Take each line below that has "Høring" and copy it.

·····

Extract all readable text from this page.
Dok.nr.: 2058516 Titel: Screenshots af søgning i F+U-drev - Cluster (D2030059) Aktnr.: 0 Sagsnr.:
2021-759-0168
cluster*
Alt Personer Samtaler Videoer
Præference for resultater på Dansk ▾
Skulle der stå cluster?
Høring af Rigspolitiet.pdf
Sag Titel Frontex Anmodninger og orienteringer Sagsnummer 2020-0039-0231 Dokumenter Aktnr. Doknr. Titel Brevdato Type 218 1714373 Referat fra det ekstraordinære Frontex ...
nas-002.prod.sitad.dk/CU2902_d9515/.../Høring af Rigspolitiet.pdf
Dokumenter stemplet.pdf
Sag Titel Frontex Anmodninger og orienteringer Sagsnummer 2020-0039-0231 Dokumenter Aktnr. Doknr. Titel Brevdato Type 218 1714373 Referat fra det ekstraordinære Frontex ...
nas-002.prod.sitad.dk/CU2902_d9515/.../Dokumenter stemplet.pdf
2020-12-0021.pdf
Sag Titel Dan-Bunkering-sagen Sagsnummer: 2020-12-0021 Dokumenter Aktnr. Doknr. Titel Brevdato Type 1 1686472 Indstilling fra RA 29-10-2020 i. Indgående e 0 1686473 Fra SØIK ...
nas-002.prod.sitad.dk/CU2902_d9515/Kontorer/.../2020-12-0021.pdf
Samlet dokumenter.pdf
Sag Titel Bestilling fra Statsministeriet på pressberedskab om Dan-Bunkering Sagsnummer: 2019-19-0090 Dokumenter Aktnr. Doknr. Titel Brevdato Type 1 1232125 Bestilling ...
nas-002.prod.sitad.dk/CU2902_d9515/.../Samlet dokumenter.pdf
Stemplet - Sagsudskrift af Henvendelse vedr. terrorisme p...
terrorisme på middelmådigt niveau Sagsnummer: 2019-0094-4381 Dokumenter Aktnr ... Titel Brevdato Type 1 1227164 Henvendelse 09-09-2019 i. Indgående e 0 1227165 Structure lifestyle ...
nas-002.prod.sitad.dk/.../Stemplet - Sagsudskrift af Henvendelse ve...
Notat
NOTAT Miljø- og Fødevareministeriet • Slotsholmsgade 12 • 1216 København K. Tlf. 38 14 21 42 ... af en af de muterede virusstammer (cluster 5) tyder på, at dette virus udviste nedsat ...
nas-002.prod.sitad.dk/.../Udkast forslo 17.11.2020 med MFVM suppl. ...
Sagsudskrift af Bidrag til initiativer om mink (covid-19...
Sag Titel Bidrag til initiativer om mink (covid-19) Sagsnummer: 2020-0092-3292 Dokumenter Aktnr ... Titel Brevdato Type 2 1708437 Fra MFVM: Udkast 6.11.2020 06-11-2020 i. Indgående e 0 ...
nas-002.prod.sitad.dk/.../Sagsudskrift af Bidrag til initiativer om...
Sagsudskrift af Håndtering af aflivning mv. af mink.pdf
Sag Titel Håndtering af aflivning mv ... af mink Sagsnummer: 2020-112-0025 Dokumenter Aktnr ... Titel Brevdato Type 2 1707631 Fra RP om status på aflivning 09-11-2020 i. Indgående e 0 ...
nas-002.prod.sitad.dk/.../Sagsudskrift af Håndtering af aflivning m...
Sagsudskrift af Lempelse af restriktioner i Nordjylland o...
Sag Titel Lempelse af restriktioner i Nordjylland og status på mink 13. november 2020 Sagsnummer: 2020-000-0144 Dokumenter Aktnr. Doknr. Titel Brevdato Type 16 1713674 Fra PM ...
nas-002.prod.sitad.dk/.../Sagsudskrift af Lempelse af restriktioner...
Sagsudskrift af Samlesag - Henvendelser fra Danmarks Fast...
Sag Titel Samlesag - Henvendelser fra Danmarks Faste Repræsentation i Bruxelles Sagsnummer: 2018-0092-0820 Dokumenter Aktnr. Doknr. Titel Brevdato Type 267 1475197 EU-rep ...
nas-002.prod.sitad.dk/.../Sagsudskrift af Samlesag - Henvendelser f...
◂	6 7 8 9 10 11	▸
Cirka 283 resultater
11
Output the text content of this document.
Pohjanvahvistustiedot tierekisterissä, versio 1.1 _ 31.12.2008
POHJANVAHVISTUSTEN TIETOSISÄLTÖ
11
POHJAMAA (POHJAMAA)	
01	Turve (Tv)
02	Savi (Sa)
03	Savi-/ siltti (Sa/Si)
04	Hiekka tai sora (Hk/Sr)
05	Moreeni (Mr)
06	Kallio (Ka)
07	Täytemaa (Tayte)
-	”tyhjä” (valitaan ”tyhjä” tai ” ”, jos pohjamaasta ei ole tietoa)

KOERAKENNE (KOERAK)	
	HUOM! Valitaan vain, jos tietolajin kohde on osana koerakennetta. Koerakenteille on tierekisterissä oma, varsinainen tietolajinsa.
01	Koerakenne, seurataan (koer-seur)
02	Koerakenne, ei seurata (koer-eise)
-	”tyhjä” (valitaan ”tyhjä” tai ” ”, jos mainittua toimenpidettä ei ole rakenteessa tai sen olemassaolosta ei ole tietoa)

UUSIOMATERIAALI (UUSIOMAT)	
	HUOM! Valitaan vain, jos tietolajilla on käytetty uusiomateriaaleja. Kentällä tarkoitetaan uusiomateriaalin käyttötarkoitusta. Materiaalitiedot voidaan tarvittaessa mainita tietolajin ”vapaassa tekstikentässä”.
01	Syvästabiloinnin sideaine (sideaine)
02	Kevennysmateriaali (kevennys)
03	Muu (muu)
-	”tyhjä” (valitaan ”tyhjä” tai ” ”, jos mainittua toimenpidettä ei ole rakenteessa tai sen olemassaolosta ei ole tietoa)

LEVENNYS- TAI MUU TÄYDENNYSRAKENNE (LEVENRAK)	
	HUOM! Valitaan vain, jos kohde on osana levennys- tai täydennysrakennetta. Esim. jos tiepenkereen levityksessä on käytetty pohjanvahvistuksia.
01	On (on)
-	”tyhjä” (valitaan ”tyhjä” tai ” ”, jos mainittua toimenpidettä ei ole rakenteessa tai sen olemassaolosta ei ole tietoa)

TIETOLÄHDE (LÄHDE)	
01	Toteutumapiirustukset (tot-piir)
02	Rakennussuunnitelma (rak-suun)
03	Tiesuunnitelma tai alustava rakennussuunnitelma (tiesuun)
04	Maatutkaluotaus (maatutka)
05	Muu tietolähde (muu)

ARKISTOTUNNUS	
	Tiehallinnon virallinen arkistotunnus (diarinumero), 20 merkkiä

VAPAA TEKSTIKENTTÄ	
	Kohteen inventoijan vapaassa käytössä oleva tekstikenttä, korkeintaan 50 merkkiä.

·····

• Response to the exercise:
Høring af Rigspolitiet.pdf
nas-002.prod.sitad.dk/CU2902_d9515/.../Høring af Rigspolitiet.pdf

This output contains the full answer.